* START Exercise data *

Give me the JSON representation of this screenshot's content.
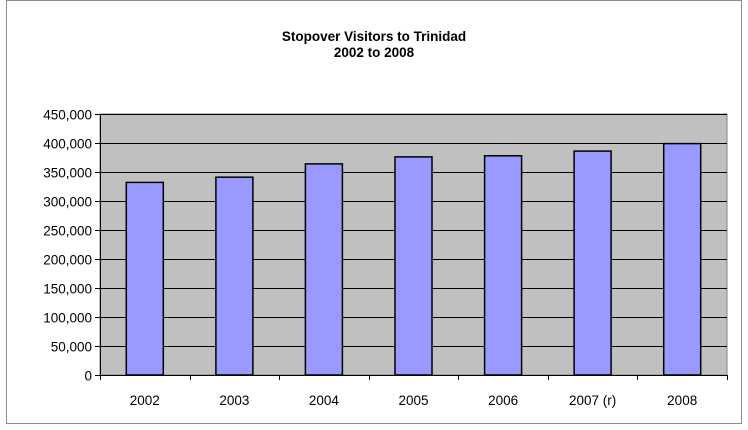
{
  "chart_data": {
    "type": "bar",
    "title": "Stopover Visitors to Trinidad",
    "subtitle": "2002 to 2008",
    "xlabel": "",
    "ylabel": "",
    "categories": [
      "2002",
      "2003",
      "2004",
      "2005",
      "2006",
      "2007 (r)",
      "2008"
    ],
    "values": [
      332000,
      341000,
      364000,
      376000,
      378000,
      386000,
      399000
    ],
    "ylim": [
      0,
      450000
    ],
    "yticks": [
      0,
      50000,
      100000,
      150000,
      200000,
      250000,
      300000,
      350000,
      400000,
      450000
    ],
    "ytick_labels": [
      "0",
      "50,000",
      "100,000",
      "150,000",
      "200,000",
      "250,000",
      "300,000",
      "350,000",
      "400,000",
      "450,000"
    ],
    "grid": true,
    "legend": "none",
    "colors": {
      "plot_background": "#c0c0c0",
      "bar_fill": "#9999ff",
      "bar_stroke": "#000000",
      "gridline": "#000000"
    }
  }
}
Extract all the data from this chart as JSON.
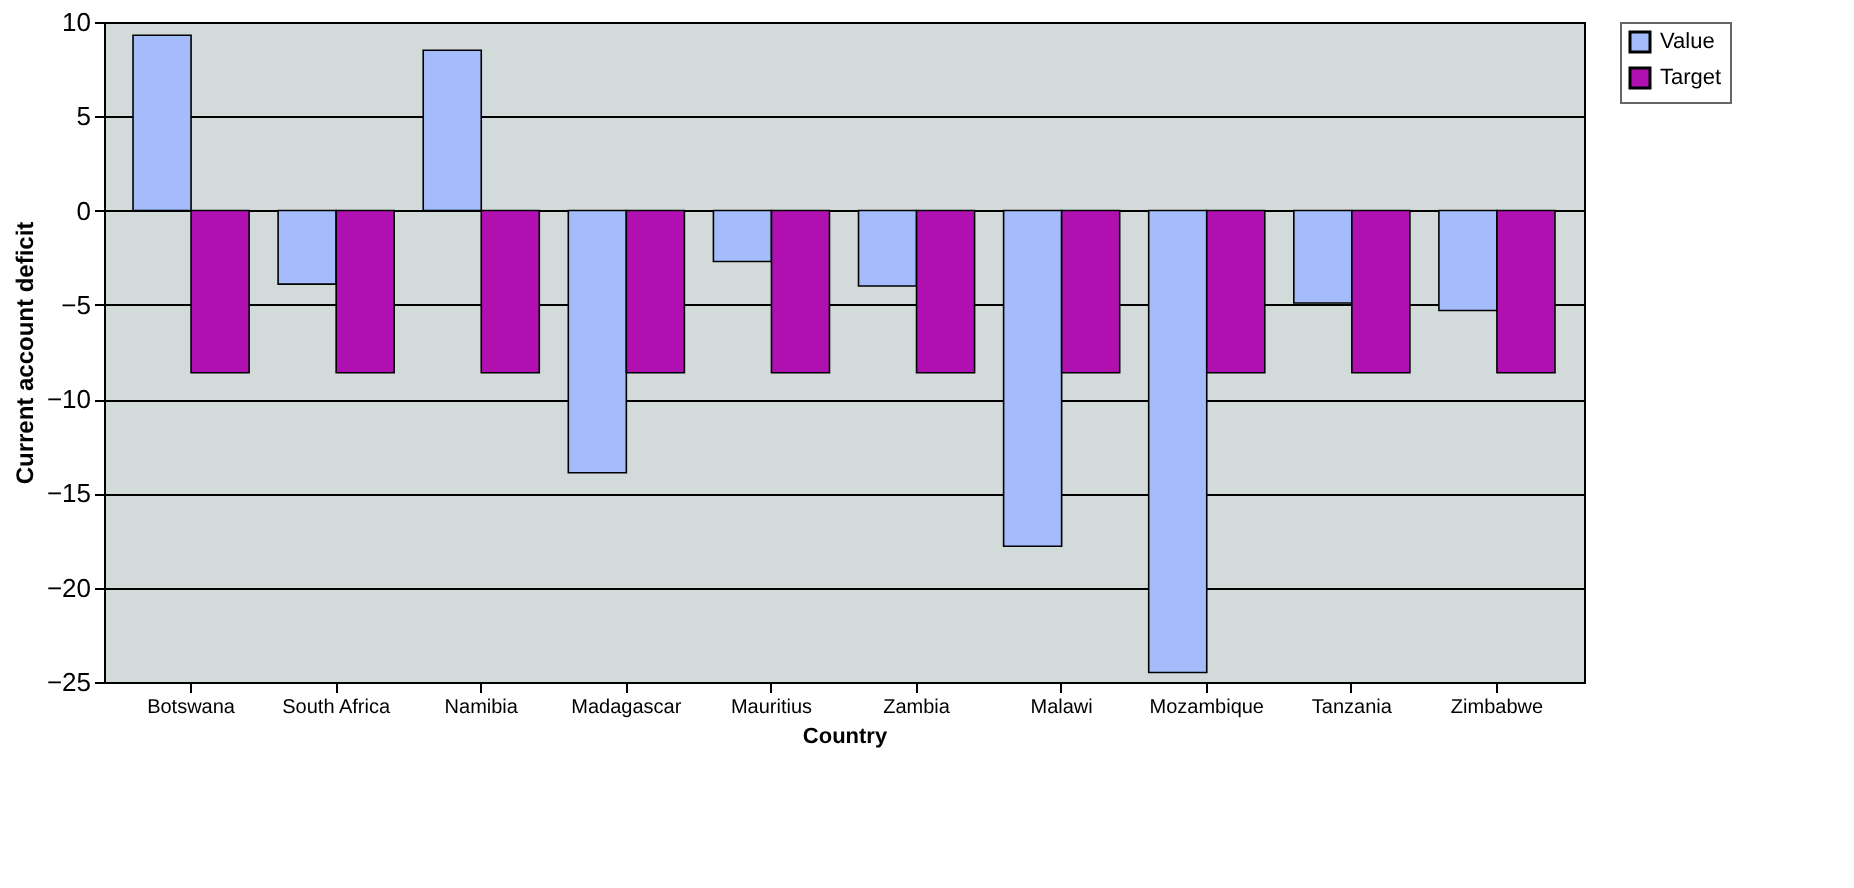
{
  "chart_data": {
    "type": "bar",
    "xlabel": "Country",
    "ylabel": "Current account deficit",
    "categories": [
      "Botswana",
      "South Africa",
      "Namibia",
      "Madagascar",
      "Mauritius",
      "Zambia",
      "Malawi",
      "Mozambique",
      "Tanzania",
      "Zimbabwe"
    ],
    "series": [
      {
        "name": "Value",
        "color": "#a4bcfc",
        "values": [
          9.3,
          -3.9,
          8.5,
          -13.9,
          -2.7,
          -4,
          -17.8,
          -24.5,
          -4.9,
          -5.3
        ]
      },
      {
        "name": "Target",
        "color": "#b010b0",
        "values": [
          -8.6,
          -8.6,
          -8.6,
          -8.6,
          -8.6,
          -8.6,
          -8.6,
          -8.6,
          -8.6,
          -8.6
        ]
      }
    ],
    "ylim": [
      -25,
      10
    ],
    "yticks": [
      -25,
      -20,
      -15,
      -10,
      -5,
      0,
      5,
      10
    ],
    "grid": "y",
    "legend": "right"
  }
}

* END Exercise data *
* START Exercise data *

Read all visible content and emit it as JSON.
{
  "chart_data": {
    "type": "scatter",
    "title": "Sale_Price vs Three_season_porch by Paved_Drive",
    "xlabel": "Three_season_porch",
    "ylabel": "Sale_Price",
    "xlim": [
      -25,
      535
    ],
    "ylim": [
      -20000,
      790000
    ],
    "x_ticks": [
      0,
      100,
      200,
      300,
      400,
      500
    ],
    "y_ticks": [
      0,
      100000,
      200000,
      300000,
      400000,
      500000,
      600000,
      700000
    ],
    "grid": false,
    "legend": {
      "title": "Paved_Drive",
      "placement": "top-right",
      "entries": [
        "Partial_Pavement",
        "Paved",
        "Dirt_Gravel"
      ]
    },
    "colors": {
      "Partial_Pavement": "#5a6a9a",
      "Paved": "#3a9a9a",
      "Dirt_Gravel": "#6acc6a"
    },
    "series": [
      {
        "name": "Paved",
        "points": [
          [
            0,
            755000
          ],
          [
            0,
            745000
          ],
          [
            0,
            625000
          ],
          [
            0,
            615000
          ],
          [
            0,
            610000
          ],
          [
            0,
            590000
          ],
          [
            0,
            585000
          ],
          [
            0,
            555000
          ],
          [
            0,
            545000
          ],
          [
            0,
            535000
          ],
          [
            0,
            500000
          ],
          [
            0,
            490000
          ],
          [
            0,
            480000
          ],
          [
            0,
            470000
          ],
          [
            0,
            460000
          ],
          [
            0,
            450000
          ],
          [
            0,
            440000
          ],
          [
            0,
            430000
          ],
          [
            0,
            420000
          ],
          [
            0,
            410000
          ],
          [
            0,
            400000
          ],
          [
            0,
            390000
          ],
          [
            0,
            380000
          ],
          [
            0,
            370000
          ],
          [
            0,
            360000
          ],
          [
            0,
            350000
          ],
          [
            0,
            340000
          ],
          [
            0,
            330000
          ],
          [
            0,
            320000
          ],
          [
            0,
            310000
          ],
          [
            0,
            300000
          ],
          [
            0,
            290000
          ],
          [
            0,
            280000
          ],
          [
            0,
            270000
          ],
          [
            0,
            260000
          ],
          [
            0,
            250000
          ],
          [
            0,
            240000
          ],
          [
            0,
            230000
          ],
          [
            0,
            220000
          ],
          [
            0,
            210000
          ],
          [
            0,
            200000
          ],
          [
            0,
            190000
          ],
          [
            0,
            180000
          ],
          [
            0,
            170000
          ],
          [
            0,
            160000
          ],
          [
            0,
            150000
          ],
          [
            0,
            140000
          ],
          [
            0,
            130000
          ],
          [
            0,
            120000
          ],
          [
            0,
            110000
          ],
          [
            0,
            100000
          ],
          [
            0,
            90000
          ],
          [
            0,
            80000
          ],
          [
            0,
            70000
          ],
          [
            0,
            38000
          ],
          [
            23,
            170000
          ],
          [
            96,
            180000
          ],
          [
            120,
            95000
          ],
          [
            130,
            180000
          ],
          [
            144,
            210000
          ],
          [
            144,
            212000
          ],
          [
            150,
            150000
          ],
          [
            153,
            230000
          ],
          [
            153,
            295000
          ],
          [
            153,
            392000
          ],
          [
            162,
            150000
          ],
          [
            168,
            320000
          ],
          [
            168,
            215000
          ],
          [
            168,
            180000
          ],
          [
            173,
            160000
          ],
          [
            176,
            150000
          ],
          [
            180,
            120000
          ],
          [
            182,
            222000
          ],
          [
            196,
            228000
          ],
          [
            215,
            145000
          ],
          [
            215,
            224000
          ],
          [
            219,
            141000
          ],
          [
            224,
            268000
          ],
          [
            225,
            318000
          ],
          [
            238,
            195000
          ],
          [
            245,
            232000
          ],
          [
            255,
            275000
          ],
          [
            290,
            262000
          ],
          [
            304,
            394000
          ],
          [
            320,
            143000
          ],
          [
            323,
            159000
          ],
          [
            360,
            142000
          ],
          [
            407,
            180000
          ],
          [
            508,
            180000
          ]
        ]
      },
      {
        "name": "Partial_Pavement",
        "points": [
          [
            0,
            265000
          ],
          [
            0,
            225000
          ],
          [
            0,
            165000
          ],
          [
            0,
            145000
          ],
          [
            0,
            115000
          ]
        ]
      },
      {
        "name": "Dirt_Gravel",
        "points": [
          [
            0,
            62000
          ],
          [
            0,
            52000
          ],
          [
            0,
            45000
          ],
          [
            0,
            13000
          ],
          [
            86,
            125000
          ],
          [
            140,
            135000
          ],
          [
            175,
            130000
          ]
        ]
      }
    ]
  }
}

* END Exercise data *

**Aim:**
Scan the listing above. Gather each line that contains the word "content".

**Answer to this exercise:**
Give me the JSON representation of this screenshot's content.
Read all visible content and emit it as JSON.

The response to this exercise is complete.